**Task instructions:** Report every line in the listing that contains the string "content".

[Data excerpts]
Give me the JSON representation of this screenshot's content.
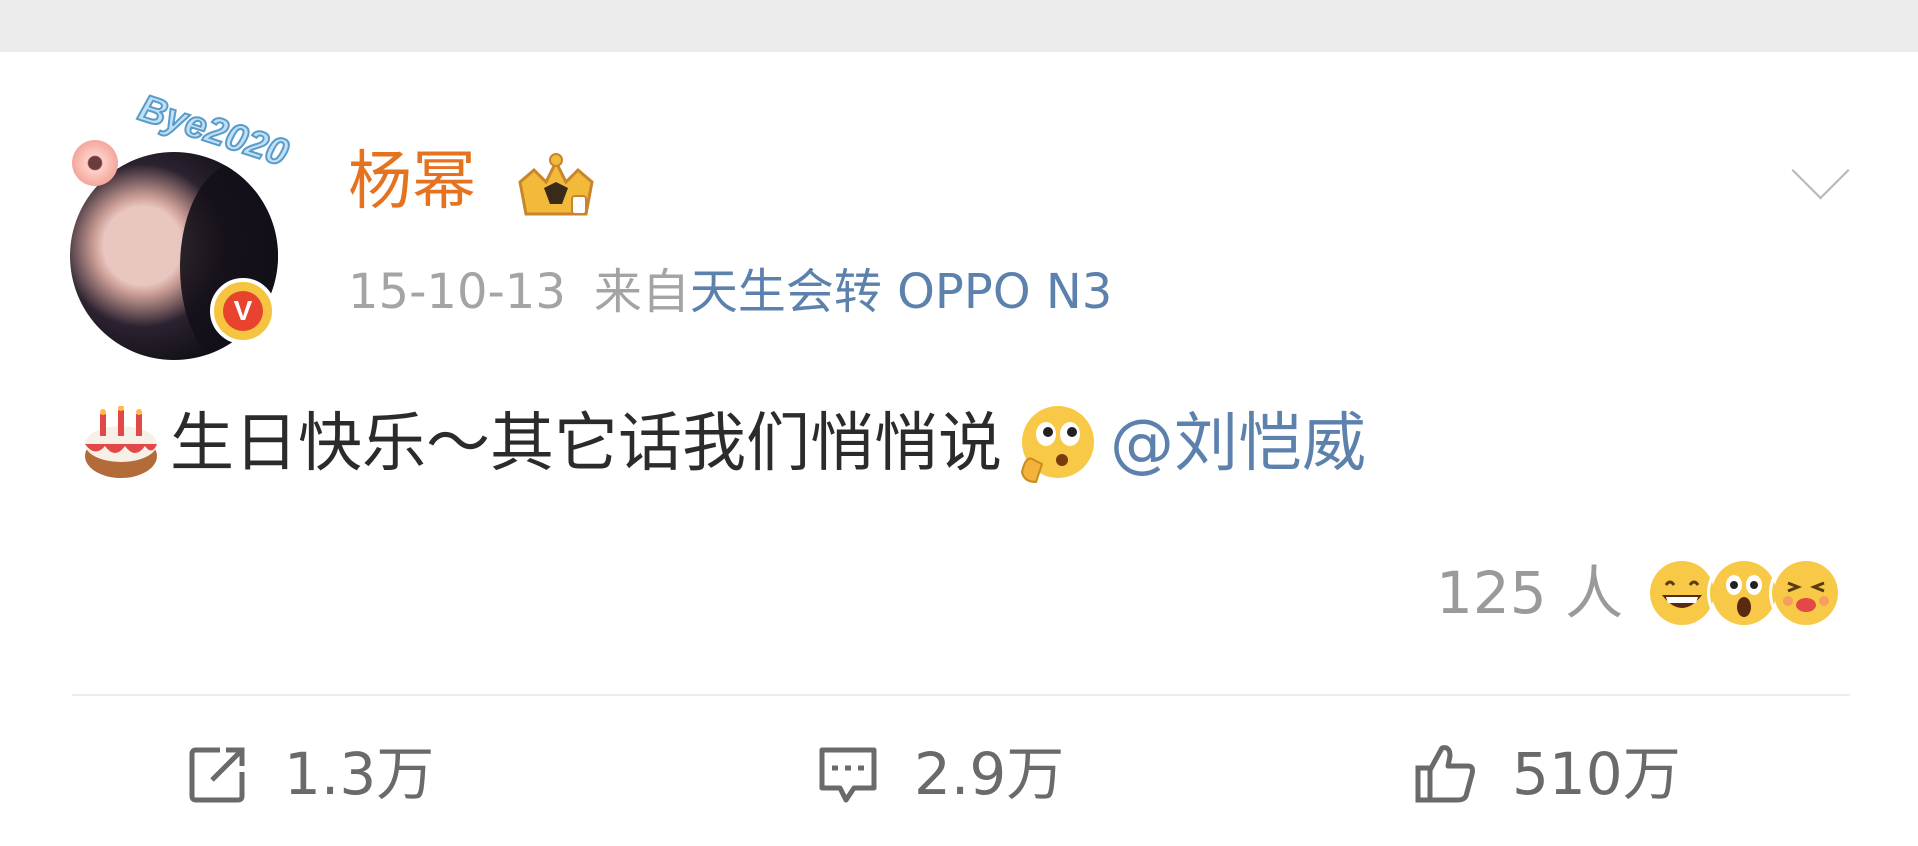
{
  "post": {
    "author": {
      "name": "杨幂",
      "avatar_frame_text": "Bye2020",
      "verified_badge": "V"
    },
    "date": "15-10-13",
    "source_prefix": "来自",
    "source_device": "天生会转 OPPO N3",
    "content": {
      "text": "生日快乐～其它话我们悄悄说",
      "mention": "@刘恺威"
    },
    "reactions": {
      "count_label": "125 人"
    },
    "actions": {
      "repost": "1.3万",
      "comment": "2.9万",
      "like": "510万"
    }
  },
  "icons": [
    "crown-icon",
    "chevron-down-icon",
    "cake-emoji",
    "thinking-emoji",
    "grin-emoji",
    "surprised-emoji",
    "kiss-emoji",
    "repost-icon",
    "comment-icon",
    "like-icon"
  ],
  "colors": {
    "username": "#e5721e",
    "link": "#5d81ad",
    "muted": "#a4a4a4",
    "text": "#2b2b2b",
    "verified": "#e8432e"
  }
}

**Complete output:**
Give me the JSON representation of this screenshot's content.
    "content": {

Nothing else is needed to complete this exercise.